Written task:
Rewrite the records below, replacing "Dobu Island" with "Dobu Isle" wherever it occurs and leaving everything else unchanged.

>>>>>

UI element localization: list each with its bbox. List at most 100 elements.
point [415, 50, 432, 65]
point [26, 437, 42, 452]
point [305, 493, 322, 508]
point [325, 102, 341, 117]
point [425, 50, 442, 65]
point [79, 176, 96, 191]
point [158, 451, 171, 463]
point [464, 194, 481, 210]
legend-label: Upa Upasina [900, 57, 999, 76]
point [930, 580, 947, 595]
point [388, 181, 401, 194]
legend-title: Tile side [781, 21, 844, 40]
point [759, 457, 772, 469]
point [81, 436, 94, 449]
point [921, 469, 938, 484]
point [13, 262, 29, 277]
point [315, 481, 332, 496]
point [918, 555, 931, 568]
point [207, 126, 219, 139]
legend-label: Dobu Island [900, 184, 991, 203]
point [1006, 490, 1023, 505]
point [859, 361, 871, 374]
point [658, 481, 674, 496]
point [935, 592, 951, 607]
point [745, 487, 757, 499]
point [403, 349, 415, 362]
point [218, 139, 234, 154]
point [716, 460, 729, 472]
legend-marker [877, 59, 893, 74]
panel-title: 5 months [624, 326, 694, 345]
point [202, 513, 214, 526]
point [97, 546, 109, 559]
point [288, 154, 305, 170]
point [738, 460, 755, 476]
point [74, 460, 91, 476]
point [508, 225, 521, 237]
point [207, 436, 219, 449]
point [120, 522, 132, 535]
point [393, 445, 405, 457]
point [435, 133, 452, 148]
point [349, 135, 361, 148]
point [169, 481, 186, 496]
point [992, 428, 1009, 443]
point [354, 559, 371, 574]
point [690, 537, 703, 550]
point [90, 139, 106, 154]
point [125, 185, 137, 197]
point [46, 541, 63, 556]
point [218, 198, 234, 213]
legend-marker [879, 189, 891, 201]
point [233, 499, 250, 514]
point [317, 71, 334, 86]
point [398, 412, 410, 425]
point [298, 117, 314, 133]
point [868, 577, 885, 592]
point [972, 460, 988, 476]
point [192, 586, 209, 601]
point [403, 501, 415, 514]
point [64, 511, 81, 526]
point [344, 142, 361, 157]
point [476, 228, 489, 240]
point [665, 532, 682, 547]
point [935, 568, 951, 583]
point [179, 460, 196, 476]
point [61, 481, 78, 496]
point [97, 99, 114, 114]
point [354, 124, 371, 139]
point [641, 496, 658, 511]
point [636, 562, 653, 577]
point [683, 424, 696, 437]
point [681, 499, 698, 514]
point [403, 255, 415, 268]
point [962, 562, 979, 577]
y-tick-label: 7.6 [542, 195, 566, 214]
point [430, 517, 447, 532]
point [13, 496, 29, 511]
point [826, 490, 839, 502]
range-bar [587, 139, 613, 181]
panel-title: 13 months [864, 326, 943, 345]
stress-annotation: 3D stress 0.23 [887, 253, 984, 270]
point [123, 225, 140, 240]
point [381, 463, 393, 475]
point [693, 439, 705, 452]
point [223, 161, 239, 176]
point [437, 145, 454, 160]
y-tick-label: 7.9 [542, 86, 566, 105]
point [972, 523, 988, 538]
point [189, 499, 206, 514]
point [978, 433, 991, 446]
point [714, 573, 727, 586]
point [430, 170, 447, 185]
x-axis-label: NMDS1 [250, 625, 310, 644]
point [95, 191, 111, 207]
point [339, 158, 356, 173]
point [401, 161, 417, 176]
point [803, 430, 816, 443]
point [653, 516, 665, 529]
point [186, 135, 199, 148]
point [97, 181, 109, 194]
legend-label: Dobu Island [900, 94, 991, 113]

<<<<<

Written answer:
UI element localization: list each with its bbox. List at most 100 elements.
point [415, 50, 432, 65]
point [26, 437, 42, 452]
point [305, 493, 322, 508]
point [325, 102, 341, 117]
point [425, 50, 442, 65]
point [79, 176, 96, 191]
point [158, 451, 171, 463]
point [464, 194, 481, 210]
legend-label: Upa Upasina [900, 57, 999, 76]
point [930, 580, 947, 595]
point [388, 181, 401, 194]
legend-title: Tile side [781, 21, 844, 40]
point [759, 457, 772, 469]
point [81, 436, 94, 449]
point [921, 469, 938, 484]
point [13, 262, 29, 277]
point [315, 481, 332, 496]
point [918, 555, 931, 568]
point [207, 126, 219, 139]
legend-label: Dobu Isle [900, 184, 991, 203]
point [1006, 490, 1023, 505]
point [859, 361, 871, 374]
point [658, 481, 674, 496]
point [935, 592, 951, 607]
point [745, 487, 757, 499]
point [403, 349, 415, 362]
point [218, 139, 234, 154]
point [716, 460, 729, 472]
legend-marker [877, 59, 893, 74]
panel-title: 5 months [624, 326, 694, 345]
point [202, 513, 214, 526]
point [97, 546, 109, 559]
point [288, 154, 305, 170]
point [738, 460, 755, 476]
point [74, 460, 91, 476]
point [508, 225, 521, 237]
point [207, 436, 219, 449]
point [120, 522, 132, 535]
point [393, 445, 405, 457]
point [435, 133, 452, 148]
point [349, 135, 361, 148]
point [169, 481, 186, 496]
point [992, 428, 1009, 443]
point [354, 559, 371, 574]
point [690, 537, 703, 550]
point [90, 139, 106, 154]
point [125, 185, 137, 197]
point [46, 541, 63, 556]
point [218, 198, 234, 213]
legend-marker [879, 189, 891, 201]
point [233, 499, 250, 514]
point [317, 71, 334, 86]
point [398, 412, 410, 425]
point [298, 117, 314, 133]
point [868, 577, 885, 592]
point [972, 460, 988, 476]
point [192, 586, 209, 601]
point [403, 501, 415, 514]
point [64, 511, 81, 526]
point [344, 142, 361, 157]
point [476, 228, 489, 240]
point [665, 532, 682, 547]
point [935, 568, 951, 583]
point [179, 460, 196, 476]
point [61, 481, 78, 496]
point [97, 99, 114, 114]
point [354, 124, 371, 139]
point [641, 496, 658, 511]
point [636, 562, 653, 577]
point [683, 424, 696, 437]
point [681, 499, 698, 514]
point [403, 255, 415, 268]
point [962, 562, 979, 577]
y-tick-label: 7.6 [542, 195, 566, 214]
point [430, 517, 447, 532]
point [13, 496, 29, 511]
point [826, 490, 839, 502]
range-bar [587, 139, 613, 181]
panel-title: 13 months [864, 326, 943, 345]
stress-annotation: 3D stress 0.23 [887, 253, 984, 270]
point [123, 225, 140, 240]
point [381, 463, 393, 475]
point [693, 439, 705, 452]
point [223, 161, 239, 176]
point [437, 145, 454, 160]
y-tick-label: 7.9 [542, 86, 566, 105]
point [972, 523, 988, 538]
point [189, 499, 206, 514]
point [978, 433, 991, 446]
point [714, 573, 727, 586]
point [430, 170, 447, 185]
x-axis-label: NMDS1 [250, 625, 310, 644]
point [95, 191, 111, 207]
point [339, 158, 356, 173]
point [401, 161, 417, 176]
point [803, 430, 816, 443]
point [653, 516, 665, 529]
point [186, 135, 199, 148]
point [97, 181, 109, 194]
legend-label: Dobu Isle [900, 94, 991, 113]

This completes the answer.